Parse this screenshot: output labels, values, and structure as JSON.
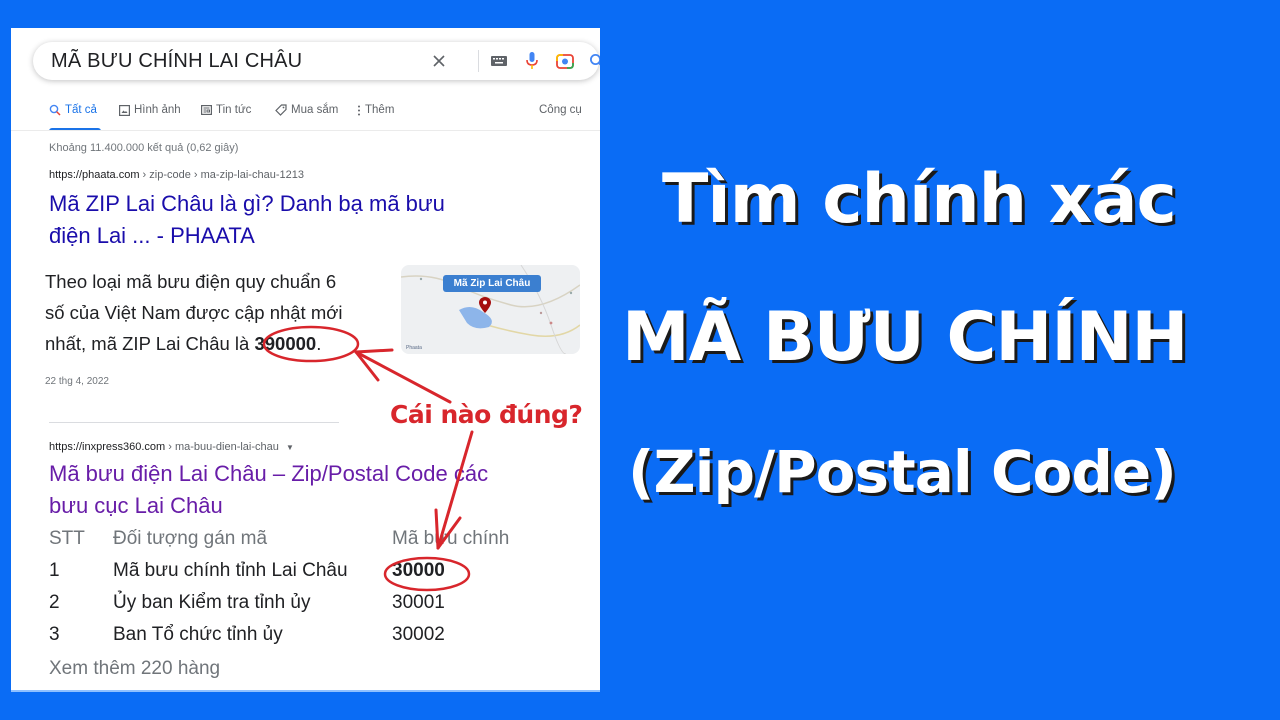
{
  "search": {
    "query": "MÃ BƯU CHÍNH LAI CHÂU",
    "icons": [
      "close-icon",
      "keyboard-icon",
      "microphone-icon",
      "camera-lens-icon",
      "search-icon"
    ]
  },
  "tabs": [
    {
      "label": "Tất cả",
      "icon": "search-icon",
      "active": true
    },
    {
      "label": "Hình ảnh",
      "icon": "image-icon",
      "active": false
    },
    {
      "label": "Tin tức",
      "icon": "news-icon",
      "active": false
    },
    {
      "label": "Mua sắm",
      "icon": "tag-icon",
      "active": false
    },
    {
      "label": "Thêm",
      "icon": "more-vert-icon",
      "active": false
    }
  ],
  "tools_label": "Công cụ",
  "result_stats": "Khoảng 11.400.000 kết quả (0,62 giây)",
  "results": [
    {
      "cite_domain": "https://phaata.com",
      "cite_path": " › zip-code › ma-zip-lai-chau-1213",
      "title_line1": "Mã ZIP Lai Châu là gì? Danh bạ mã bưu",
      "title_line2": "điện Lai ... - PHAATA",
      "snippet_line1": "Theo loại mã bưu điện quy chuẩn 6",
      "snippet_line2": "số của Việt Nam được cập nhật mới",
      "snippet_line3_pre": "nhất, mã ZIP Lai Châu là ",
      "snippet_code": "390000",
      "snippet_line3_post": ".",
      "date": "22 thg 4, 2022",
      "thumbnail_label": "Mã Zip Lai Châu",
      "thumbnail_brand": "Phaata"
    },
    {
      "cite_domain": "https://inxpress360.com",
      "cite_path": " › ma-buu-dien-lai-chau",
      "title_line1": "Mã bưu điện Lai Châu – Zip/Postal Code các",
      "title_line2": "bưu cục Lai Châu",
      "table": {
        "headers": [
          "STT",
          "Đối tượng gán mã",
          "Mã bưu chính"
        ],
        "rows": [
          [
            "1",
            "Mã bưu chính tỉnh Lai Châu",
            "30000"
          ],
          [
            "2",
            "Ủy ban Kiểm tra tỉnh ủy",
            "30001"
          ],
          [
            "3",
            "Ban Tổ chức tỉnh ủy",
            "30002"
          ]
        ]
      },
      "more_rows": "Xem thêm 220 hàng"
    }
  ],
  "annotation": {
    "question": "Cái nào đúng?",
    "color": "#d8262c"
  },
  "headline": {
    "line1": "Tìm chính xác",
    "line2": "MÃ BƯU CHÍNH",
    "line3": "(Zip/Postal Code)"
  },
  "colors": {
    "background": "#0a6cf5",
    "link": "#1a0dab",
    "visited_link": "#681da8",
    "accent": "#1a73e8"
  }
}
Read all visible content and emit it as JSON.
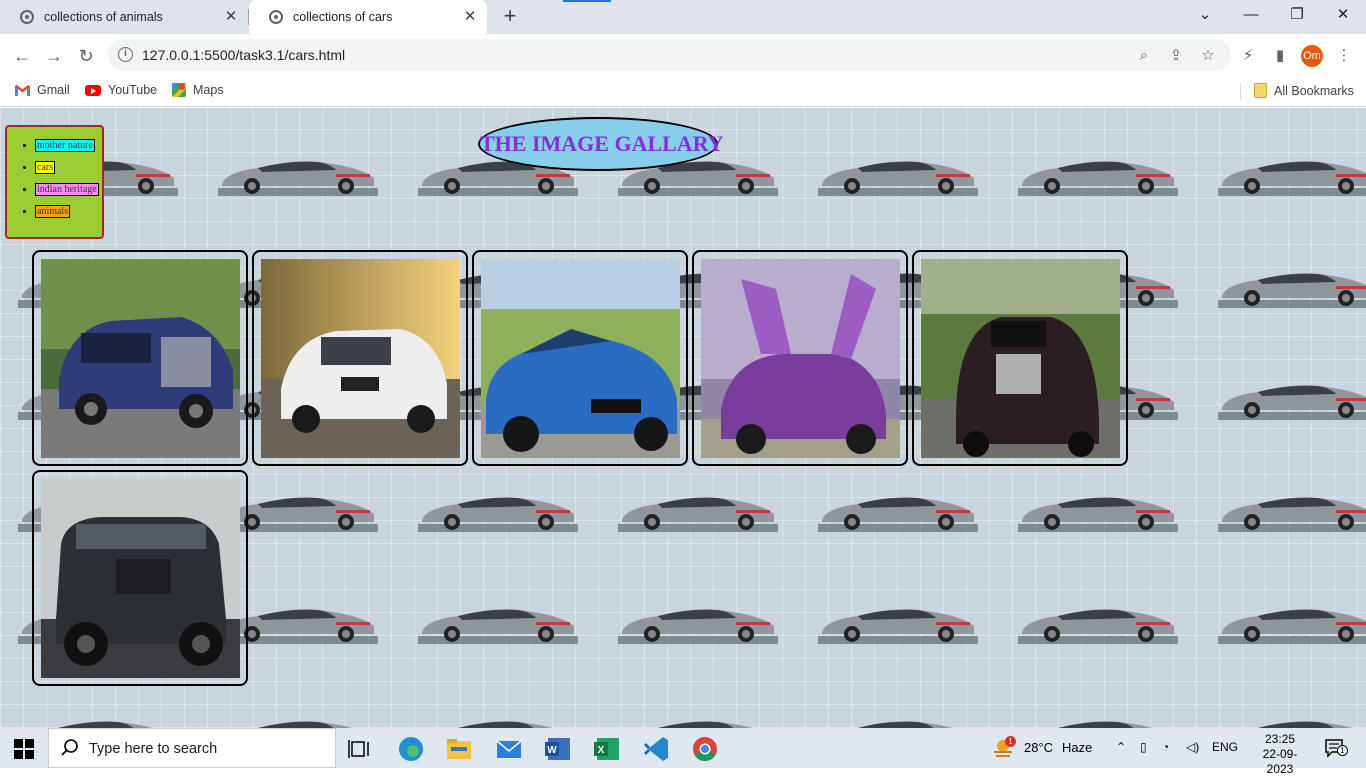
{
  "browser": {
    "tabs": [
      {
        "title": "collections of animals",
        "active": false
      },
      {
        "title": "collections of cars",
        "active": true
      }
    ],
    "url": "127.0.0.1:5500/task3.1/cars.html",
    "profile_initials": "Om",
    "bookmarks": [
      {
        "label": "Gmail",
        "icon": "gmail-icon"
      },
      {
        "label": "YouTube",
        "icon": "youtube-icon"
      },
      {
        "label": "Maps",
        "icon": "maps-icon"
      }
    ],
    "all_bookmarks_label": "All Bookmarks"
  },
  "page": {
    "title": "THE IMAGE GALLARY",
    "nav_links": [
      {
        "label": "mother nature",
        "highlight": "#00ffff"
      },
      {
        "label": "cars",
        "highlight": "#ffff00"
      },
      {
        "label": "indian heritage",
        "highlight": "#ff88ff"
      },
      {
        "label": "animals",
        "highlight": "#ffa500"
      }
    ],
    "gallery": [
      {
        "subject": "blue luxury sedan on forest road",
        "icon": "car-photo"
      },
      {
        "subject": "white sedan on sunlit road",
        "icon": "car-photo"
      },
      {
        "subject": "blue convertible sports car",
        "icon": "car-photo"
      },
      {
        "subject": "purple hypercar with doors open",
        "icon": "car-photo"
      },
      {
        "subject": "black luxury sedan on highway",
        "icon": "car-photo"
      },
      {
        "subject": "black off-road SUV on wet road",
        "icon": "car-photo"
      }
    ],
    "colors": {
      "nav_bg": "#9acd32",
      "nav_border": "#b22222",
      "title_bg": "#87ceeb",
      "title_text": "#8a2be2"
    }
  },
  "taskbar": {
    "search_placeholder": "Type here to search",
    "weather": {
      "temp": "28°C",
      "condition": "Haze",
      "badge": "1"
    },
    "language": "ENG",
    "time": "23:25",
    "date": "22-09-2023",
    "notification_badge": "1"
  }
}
+++
**Short task:** Without the pictures, write out all of the material exactly.

**Worked answer:**
Parse this screenshot: output labels, values, and structure as JSON.
{
  "search": {
    "query": "MÃ BƯU CHÍNH LAI CHÂU",
    "icons": [
      "close-icon",
      "keyboard-icon",
      "microphone-icon",
      "camera-lens-icon",
      "search-icon"
    ]
  },
  "tabs": [
    {
      "label": "Tất cả",
      "icon": "search-icon",
      "active": true
    },
    {
      "label": "Hình ảnh",
      "icon": "image-icon",
      "active": false
    },
    {
      "label": "Tin tức",
      "icon": "news-icon",
      "active": false
    },
    {
      "label": "Mua sắm",
      "icon": "tag-icon",
      "active": false
    },
    {
      "label": "Thêm",
      "icon": "more-vert-icon",
      "active": false
    }
  ],
  "tools_label": "Công cụ",
  "result_stats": "Khoảng 11.400.000 kết quả (0,62 giây)",
  "results": [
    {
      "cite_domain": "https://phaata.com",
      "cite_path": " › zip-code › ma-zip-lai-chau-1213",
      "title_line1": "Mã ZIP Lai Châu là gì? Danh bạ mã bưu",
      "title_line2": "điện Lai ... - PHAATA",
      "snippet_line1": "Theo loại mã bưu điện quy chuẩn 6",
      "snippet_line2": "số của Việt Nam được cập nhật mới",
      "snippet_line3_pre": "nhất, mã ZIP Lai Châu là ",
      "snippet_code": "390000",
      "snippet_line3_post": ".",
      "date": "22 thg 4, 2022",
      "thumbnail_label": "Mã Zip Lai Châu",
      "thumbnail_brand": "Phaata"
    },
    {
      "cite_domain": "https://inxpress360.com",
      "cite_path": " › ma-buu-dien-lai-chau",
      "title_line1": "Mã bưu điện Lai Châu – Zip/Postal Code các",
      "title_line2": "bưu cục Lai Châu",
      "table": {
        "headers": [
          "STT",
          "Đối tượng gán mã",
          "Mã bưu chính"
        ],
        "rows": [
          [
            "1",
            "Mã bưu chính tỉnh Lai Châu",
            "30000"
          ],
          [
            "2",
            "Ủy ban Kiểm tra tỉnh ủy",
            "30001"
          ],
          [
            "3",
            "Ban Tổ chức tỉnh ủy",
            "30002"
          ]
        ]
      },
      "more_rows": "Xem thêm 220 hàng"
    }
  ],
  "annotation": {
    "question": "Cái nào đúng?",
    "color": "#d8262c"
  },
  "headline": {
    "line1": "Tìm chính xác",
    "line2": "MÃ BƯU CHÍNH",
    "line3": "(Zip/Postal Code)"
  },
  "colors": {
    "background": "#0a6cf5",
    "link": "#1a0dab",
    "visited_link": "#681da8",
    "accent": "#1a73e8"
  }
}
Read all visible content and emit it as JSON.
{
  "browser": {
    "tabs": [
      {
        "title": "collections of animals",
        "active": false
      },
      {
        "title": "collections of cars",
        "active": true
      }
    ],
    "url": "127.0.0.1:5500/task3.1/cars.html",
    "profile_initials": "Om",
    "bookmarks": [
      {
        "label": "Gmail",
        "icon": "gmail-icon"
      },
      {
        "label": "YouTube",
        "icon": "youtube-icon"
      },
      {
        "label": "Maps",
        "icon": "maps-icon"
      }
    ],
    "all_bookmarks_label": "All Bookmarks"
  },
  "page": {
    "title": "THE IMAGE GALLARY",
    "nav_links": [
      {
        "label": "mother nature",
        "highlight": "#00ffff"
      },
      {
        "label": "cars",
        "highlight": "#ffff00"
      },
      {
        "label": "indian heritage",
        "highlight": "#ff88ff"
      },
      {
        "label": "animals",
        "highlight": "#ffa500"
      }
    ],
    "gallery": [
      {
        "subject": "blue luxury sedan on forest road",
        "icon": "car-photo"
      },
      {
        "subject": "white sedan on sunlit road",
        "icon": "car-photo"
      },
      {
        "subject": "blue convertible sports car",
        "icon": "car-photo"
      },
      {
        "subject": "purple hypercar with doors open",
        "icon": "car-photo"
      },
      {
        "subject": "black luxury sedan on highway",
        "icon": "car-photo"
      },
      {
        "subject": "black off-road SUV on wet road",
        "icon": "car-photo"
      }
    ],
    "colors": {
      "nav_bg": "#9acd32",
      "nav_border": "#b22222",
      "title_bg": "#87ceeb",
      "title_text": "#8a2be2"
    }
  },
  "taskbar": {
    "search_placeholder": "Type here to search",
    "weather": {
      "temp": "28°C",
      "condition": "Haze",
      "badge": "1"
    },
    "language": "ENG",
    "time": "23:25",
    "date": "22-09-2023",
    "notification_badge": "1"
  }
}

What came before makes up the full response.